- TASK STATEMENT
Reproduce the lines below word for word, starting with the very first line and ending with the line that contains "Text: ration, and", including both of these lines.
::: DATA :::
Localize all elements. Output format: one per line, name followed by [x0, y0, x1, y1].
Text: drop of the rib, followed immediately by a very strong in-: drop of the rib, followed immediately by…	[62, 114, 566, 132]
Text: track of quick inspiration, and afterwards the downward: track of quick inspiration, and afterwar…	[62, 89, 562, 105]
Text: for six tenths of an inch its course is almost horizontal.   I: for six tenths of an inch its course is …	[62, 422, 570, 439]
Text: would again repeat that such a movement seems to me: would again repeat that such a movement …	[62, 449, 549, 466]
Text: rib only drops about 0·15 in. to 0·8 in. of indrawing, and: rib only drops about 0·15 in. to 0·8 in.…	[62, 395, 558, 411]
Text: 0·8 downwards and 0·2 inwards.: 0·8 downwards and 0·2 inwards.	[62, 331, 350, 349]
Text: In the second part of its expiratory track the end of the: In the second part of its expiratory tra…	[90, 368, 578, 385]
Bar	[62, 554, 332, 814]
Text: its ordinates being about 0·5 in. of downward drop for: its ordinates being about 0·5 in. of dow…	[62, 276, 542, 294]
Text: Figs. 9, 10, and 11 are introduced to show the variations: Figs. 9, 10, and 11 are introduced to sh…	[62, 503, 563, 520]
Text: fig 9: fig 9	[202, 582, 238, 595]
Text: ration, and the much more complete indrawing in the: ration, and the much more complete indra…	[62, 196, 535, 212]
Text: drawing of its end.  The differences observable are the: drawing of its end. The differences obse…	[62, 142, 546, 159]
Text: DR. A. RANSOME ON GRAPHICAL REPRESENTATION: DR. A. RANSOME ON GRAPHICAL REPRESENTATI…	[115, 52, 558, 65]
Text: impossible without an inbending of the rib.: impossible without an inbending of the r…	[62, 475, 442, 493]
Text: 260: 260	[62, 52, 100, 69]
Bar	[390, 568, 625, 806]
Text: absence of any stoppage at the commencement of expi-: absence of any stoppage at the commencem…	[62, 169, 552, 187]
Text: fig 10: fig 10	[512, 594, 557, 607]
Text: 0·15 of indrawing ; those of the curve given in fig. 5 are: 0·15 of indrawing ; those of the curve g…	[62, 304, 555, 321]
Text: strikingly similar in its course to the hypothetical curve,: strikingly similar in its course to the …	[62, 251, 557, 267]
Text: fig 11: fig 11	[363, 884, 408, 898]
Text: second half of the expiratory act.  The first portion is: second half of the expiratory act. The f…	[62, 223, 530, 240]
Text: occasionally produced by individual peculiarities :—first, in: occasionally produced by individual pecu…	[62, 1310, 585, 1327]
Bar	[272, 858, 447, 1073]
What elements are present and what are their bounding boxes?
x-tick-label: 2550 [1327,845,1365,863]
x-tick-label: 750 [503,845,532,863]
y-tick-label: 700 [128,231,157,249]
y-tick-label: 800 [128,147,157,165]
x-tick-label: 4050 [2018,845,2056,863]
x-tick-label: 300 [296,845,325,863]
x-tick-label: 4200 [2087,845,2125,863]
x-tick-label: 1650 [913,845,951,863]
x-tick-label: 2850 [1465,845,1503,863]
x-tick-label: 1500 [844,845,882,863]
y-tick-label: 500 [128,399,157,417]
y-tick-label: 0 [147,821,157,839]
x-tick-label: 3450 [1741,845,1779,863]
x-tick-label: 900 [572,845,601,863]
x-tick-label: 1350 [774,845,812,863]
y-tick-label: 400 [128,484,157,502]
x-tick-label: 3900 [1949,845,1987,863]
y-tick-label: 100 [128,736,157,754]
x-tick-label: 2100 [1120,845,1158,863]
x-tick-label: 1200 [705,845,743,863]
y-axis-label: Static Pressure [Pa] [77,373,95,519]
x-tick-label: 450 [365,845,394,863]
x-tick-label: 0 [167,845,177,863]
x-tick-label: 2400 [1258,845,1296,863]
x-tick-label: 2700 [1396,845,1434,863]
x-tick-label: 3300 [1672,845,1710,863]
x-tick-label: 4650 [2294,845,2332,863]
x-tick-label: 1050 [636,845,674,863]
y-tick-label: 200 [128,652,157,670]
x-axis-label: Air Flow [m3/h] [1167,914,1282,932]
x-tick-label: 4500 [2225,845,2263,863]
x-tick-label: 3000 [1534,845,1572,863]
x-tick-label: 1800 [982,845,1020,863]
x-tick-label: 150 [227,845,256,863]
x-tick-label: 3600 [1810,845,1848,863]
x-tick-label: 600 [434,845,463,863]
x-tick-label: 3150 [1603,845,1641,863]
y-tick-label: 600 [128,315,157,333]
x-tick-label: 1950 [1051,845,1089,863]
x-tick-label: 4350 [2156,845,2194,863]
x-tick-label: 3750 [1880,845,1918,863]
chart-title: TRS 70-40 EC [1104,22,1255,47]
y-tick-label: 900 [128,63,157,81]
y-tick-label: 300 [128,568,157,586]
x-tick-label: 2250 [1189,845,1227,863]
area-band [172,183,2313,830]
:::
- THE OUTPUT
Localize all elements. Output format: one per line, name followed by [x0, y0, x1, y1].
Text: drop of the rib, followed immediately by a very strong in-: drop of the rib, followed immediately by…	[62, 114, 566, 132]
Text: track of quick inspiration, and afterwards the downward: track of quick inspiration, and afterwar…	[62, 89, 562, 105]
Text: for six tenths of an inch its course is almost horizontal.   I: for six tenths of an inch its course is …	[62, 422, 570, 439]
Text: would again repeat that such a movement seems to me: would again repeat that such a movement …	[62, 449, 549, 466]
Text: rib only drops about 0·15 in. to 0·8 in. of indrawing, and: rib only drops about 0·15 in. to 0·8 in.…	[62, 395, 558, 411]
Text: 0·8 downwards and 0·2 inwards.: 0·8 downwards and 0·2 inwards.	[62, 331, 350, 349]
Text: In the second part of its expiratory track the end of the: In the second part of its expiratory tra…	[90, 368, 578, 385]
Bar	[62, 554, 332, 814]
Text: its ordinates being about 0·5 in. of downward drop for: its ordinates being about 0·5 in. of dow…	[62, 276, 542, 294]
Text: Figs. 9, 10, and 11 are introduced to show the variations: Figs. 9, 10, and 11 are introduced to sh…	[62, 503, 563, 520]
Text: fig 9: fig 9	[202, 582, 238, 595]
Text: ration, and the much more complete indrawing in the: ration, and the much more complete indra…	[62, 196, 535, 212]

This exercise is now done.